Copy out every line of the following records verbatim, with no changes.
▬▬▬
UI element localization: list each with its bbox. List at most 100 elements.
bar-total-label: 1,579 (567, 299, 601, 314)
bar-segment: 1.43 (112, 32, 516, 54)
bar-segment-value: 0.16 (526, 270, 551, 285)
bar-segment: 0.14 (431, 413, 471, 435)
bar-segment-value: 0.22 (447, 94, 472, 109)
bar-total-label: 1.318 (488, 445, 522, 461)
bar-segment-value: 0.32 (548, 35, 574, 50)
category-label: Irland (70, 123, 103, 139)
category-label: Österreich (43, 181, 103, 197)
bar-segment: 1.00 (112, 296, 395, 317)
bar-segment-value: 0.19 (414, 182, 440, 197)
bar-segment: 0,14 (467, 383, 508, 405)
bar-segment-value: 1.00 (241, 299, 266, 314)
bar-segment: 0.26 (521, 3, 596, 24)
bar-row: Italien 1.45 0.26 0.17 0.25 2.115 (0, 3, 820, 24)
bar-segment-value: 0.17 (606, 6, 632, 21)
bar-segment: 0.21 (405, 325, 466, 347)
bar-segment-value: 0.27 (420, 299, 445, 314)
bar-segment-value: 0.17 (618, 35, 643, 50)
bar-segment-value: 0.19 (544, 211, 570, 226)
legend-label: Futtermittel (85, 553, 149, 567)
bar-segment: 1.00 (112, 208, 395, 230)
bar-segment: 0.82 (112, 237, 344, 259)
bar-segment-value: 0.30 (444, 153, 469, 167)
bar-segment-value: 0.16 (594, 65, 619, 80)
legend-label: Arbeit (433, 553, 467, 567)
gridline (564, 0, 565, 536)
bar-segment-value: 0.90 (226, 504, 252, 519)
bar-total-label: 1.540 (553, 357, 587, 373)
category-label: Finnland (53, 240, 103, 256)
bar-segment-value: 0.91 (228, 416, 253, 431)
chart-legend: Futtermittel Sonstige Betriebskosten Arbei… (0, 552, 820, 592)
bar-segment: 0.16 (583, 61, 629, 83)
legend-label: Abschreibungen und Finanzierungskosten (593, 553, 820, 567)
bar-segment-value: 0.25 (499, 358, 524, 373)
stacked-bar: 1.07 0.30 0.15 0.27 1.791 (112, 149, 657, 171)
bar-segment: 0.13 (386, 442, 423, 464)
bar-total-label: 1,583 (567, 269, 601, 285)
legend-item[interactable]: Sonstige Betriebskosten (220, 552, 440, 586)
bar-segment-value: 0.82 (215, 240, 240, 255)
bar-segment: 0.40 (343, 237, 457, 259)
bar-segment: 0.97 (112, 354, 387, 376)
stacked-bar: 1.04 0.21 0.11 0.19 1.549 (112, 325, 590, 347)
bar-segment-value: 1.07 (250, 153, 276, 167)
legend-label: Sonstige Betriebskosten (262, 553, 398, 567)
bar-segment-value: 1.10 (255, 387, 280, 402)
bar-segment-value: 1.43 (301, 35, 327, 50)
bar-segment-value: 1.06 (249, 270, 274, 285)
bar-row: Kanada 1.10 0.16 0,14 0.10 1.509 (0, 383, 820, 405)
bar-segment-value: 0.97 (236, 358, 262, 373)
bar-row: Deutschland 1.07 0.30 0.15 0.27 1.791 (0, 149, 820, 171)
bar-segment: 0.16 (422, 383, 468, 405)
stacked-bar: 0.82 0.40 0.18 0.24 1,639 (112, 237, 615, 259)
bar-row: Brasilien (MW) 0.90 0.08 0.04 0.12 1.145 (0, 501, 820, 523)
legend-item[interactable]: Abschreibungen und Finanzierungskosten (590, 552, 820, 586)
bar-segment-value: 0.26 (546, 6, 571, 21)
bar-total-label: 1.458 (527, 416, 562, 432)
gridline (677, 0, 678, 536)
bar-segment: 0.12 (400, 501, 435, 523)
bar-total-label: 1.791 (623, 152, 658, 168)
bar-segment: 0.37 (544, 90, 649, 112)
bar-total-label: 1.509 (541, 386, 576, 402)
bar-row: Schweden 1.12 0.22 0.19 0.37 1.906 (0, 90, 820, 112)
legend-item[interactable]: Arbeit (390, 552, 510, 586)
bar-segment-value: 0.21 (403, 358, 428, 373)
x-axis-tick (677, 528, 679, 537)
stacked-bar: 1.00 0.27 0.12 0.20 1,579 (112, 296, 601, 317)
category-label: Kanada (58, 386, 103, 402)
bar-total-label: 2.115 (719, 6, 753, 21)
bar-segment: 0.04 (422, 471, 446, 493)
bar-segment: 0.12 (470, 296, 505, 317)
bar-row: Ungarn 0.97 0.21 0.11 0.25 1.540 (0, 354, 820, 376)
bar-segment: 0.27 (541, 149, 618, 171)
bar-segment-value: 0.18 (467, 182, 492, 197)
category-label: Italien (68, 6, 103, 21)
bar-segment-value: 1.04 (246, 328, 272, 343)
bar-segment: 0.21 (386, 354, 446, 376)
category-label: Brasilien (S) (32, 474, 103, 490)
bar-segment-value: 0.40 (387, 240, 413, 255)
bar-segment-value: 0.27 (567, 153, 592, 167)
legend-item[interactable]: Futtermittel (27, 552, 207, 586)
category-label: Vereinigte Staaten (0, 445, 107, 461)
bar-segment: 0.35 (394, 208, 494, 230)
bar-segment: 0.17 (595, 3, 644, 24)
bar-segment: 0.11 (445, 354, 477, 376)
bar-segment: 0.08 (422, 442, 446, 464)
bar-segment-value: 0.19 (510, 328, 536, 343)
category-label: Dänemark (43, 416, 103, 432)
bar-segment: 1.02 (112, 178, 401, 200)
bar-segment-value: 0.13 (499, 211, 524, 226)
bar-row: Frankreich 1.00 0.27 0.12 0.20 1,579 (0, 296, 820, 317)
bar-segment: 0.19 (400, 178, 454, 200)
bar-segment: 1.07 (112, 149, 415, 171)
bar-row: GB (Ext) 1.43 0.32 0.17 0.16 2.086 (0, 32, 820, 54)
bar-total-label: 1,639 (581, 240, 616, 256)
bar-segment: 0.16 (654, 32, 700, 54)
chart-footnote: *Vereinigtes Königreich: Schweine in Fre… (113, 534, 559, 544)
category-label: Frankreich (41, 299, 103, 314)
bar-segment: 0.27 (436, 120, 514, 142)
▬▬▬
SOLUTION FOR THIS TASK
UI element localization: list each with its bbox. List at most 100 elements.
bar-total-label: 1,579 (567, 299, 601, 314)
bar-segment: 1.43 (112, 32, 516, 54)
bar-segment-value: 0.16 (526, 270, 551, 285)
bar-segment: 0.14 (431, 413, 471, 435)
bar-segment-value: 0.22 (447, 94, 472, 109)
bar-total-label: 1.318 (488, 445, 522, 461)
bar-segment-value: 0.32 (548, 35, 574, 50)
category-label: Irland (70, 123, 103, 139)
category-label: Österreich (43, 181, 103, 197)
bar-segment: 1.00 (112, 296, 395, 317)
bar-segment-value: 0.19 (414, 182, 440, 197)
bar-segment: 0,14 (467, 383, 508, 405)
bar-segment-value: 1.00 (241, 299, 266, 314)
bar-segment: 0.26 (521, 3, 596, 24)
bar-row: Italien 1.45 0.26 0.17 0.25 2.115 (0, 3, 820, 24)
bar-segment-value: 0.17 (606, 6, 632, 21)
bar-segment: 0.21 (405, 325, 466, 347)
bar-segment-value: 0.27 (420, 299, 445, 314)
bar-segment-value: 0.17 (618, 35, 643, 50)
bar-segment-value: 0.19 (544, 211, 570, 226)
legend-label: Futtermittel (85, 553, 149, 567)
bar-segment: 1.00 (112, 208, 395, 230)
bar-segment: 0.82 (112, 237, 344, 259)
bar-segment-value: 0.30 (444, 153, 469, 167)
bar-segment-value: 0.16 (594, 65, 619, 80)
legend-label: Arbeit (433, 553, 467, 567)
gridline (564, 0, 565, 536)
bar-segment-value: 0.90 (226, 504, 252, 519)
bar-total-label: 1.540 (553, 357, 587, 373)
category-label: Finnland (53, 240, 103, 256)
bar-segment-value: 0.91 (228, 416, 253, 431)
chart-legend: Futtermittel Sonstige Betriebskosten Arbei… (0, 552, 820, 592)
bar-segment: 0.16 (583, 61, 629, 83)
legend-label: Abschreibungen und Finanzierungskosten (593, 553, 820, 567)
bar-segment-value: 0.25 (499, 358, 524, 373)
stacked-bar: 1.07 0.30 0.15 0.27 1.791 (112, 149, 657, 171)
bar-segment: 0.13 (386, 442, 423, 464)
bar-total-label: 1,583 (567, 269, 601, 285)
legend-item[interactable]: Sonstige Betriebskosten (220, 552, 440, 586)
bar-segment-value: 0.82 (215, 240, 240, 255)
bar-segment: 0.40 (343, 237, 457, 259)
bar-segment: 0.97 (112, 354, 387, 376)
stacked-bar: 1.04 0.21 0.11 0.19 1.549 (112, 325, 590, 347)
bar-segment-value: 1.07 (250, 153, 276, 167)
legend-label: Sonstige Betriebskosten (262, 553, 398, 567)
bar-segment-value: 1.10 (255, 387, 280, 402)
bar-segment-value: 1.43 (301, 35, 327, 50)
bar-segment-value: 1.06 (249, 270, 274, 285)
bar-row: Kanada 1.10 0.16 0,14 0.10 1.509 (0, 383, 820, 405)
bar-segment-value: 0.97 (236, 358, 262, 373)
bar-row: Deutschland 1.07 0.30 0.15 0.27 1.791 (0, 149, 820, 171)
bar-segment: 0.16 (422, 383, 468, 405)
stacked-bar: 0.82 0.40 0.18 0.24 1,639 (112, 237, 615, 259)
bar-row: Brasilien (MW) 0.90 0.08 0.04 0.12 1.145 (0, 501, 820, 523)
legend-item[interactable]: Abschreibungen und Finanzierungskosten (590, 552, 820, 586)
bar-segment-value: 0.26 (546, 6, 571, 21)
bar-total-label: 1.458 (527, 416, 562, 432)
gridline (677, 0, 678, 536)
bar-segment: 0.12 (400, 501, 435, 523)
bar-total-label: 1.791 (623, 152, 658, 168)
bar-segment: 0.37 (544, 90, 649, 112)
bar-total-label: 1.509 (541, 386, 576, 402)
bar-row: Schweden 1.12 0.22 0.19 0.37 1.906 (0, 90, 820, 112)
legend-item[interactable]: Arbeit (390, 552, 510, 586)
bar-segment-value: 0.21 (403, 358, 428, 373)
x-axis-tick (677, 528, 679, 537)
stacked-bar: 1.00 0.27 0.12 0.20 1,579 (112, 296, 601, 317)
category-label: Kanada (58, 386, 103, 402)
bar-total-label: 2.115 (719, 6, 753, 21)
bar-segment: 0.04 (422, 471, 446, 493)
bar-segment: 0.12 (470, 296, 505, 317)
bar-row: Ungarn 0.97 0.21 0.11 0.25 1.540 (0, 354, 820, 376)
bar-segment: 0.27 (541, 149, 618, 171)
bar-segment-value: 0.18 (467, 182, 492, 197)
category-label: Italien (68, 6, 103, 21)
bar-segment-value: 1.04 (246, 328, 272, 343)
bar-segment: 0.21 (386, 354, 446, 376)
category-label: Brasilien (S) (32, 474, 103, 490)
bar-segment-value: 0.40 (387, 240, 413, 255)
bar-segment-value: 0.27 (567, 153, 592, 167)
legend-item[interactable]: Futtermittel (27, 552, 207, 586)
category-label: Vereinigte Staaten (0, 445, 107, 461)
bar-segment: 0.35 (394, 208, 494, 230)
bar-segment: 0.17 (595, 3, 644, 24)
bar-segment: 0.11 (445, 354, 477, 376)
bar-segment: 0.08 (422, 442, 446, 464)
bar-segment-value: 0.19 (510, 328, 536, 343)
category-label: Dänemark (43, 416, 103, 432)
bar-segment: 1.02 (112, 178, 401, 200)
bar-segment-value: 0.13 (499, 211, 524, 226)
bar-row: Frankreich 1.00 0.27 0.12 0.20 1,579 (0, 296, 820, 317)
bar-segment: 0.19 (400, 178, 454, 200)
bar-segment: 1.07 (112, 149, 415, 171)
bar-row: GB (Ext) 1.43 0.32 0.17 0.16 2.086 (0, 32, 820, 54)
bar-total-label: 1,639 (581, 240, 616, 256)
bar-segment: 0.16 (654, 32, 700, 54)
chart-footnote: *Vereinigtes Königreich: Schweine in Fre… (113, 534, 559, 544)
category-label: Frankreich (41, 299, 103, 314)
bar-segment: 0.27 (436, 120, 514, 142)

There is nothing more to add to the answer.